The first Indian passenger train to Bangladesh and to Dhaka — a distance of 372km — is running in remembrance of things past. Without a shade of doubt, its symbolism is greater than the distance it will cover. Bangladesh was not born at the time of the last passenger service to this side of Bengal. In 1965, it was still East Pakistan and war was just breaking out.

The memories that the train to Bangladesh evoke are distinct from the trains that ran the rivers of blood at the time of Partition between the two Punjabs. There, Hindus and Muslims killed the passengers. Coaches full of bloodied bodies pulled into stations on either side of that border, inciting more violence.

In contrast, the East Bengal Railways in British India was commercially viable almost from the year it began. In later years, the trains — the Dhaka and Chittagong Mails, the Barisal Express — bound the two Bengals together despite the Partition of 1947 and the exodus of refugees from East Bengal and East Pakistan that continued till the founding of Bangladesh in 1971.

If there is a parallel, it is in that infamous line called the 38th – the Korean border. In December 2007, just four months back, South and North Korea began the first goods train service across the Demilitarised Zone that Bill Clinton once called the scariest place on earth.

Assigned task
Could you set down, word for word, the part of the passage on the first Indian passenger train to Bangladesh that opens with the words containing "The memories that" and closes with "Bangladesh in 1971."?

Material provided
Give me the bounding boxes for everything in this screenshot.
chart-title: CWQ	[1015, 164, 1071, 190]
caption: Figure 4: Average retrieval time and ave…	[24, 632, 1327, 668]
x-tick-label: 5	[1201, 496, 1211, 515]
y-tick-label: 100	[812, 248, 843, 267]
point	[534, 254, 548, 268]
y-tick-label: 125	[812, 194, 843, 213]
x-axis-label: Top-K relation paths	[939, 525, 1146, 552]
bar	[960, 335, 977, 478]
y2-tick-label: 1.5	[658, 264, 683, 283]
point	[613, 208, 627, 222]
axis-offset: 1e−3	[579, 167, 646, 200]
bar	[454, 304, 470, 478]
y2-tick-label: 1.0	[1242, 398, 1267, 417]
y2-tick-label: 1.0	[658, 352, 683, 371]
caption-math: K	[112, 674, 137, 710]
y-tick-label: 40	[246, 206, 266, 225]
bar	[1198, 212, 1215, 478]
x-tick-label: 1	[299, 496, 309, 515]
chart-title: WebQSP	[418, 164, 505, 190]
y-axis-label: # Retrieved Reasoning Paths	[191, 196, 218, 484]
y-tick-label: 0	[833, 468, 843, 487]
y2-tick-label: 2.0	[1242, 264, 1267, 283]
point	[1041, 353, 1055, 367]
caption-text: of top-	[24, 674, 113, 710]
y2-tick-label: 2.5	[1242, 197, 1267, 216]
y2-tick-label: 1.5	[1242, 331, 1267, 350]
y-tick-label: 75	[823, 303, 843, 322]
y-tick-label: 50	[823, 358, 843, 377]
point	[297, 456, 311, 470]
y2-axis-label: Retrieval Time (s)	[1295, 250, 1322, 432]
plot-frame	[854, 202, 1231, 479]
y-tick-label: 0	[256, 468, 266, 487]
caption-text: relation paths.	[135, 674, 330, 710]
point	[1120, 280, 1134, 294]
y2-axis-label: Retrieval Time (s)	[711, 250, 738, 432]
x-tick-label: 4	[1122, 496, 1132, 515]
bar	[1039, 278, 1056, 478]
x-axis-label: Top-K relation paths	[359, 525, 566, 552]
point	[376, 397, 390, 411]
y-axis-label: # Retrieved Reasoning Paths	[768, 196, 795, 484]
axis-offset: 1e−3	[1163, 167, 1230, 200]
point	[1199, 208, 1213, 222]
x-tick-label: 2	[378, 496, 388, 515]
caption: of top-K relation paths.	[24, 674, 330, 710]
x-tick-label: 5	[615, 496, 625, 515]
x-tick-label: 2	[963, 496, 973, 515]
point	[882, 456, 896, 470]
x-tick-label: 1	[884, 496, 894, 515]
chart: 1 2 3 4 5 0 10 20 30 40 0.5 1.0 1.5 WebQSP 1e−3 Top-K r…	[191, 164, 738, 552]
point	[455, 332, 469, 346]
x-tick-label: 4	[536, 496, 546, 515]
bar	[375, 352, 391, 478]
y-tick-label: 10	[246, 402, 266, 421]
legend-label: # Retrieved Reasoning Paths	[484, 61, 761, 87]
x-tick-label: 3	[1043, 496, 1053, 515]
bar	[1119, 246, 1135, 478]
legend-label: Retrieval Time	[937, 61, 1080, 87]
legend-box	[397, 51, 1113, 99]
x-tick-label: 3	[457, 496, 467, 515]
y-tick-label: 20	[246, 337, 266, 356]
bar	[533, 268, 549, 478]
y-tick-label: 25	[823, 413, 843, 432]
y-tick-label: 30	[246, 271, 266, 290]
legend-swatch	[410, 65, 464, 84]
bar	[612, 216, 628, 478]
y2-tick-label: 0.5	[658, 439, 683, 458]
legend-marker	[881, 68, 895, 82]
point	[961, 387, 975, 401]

Result of this exercise
The memories that the train to Bangladesh evoke are distinct from the trains that ran the rivers of blood at the time of Partition between the two Punjabs. There, Hindus and Muslims killed the passengers. Coaches full of bloodied bodies pulled into stations on either side of that border, inciting more violence.

In contrast, the East Bengal Railways in British India was commercially viable almost from the year it began. In later years, the trains — the Dhaka and Chittagong Mails, the Barisal Express — bound the two Bengals together despite the Partition of 1947 and the exodus of refugees from East Bengal and East Pakistan that continued till the founding of Bangladesh in 1971.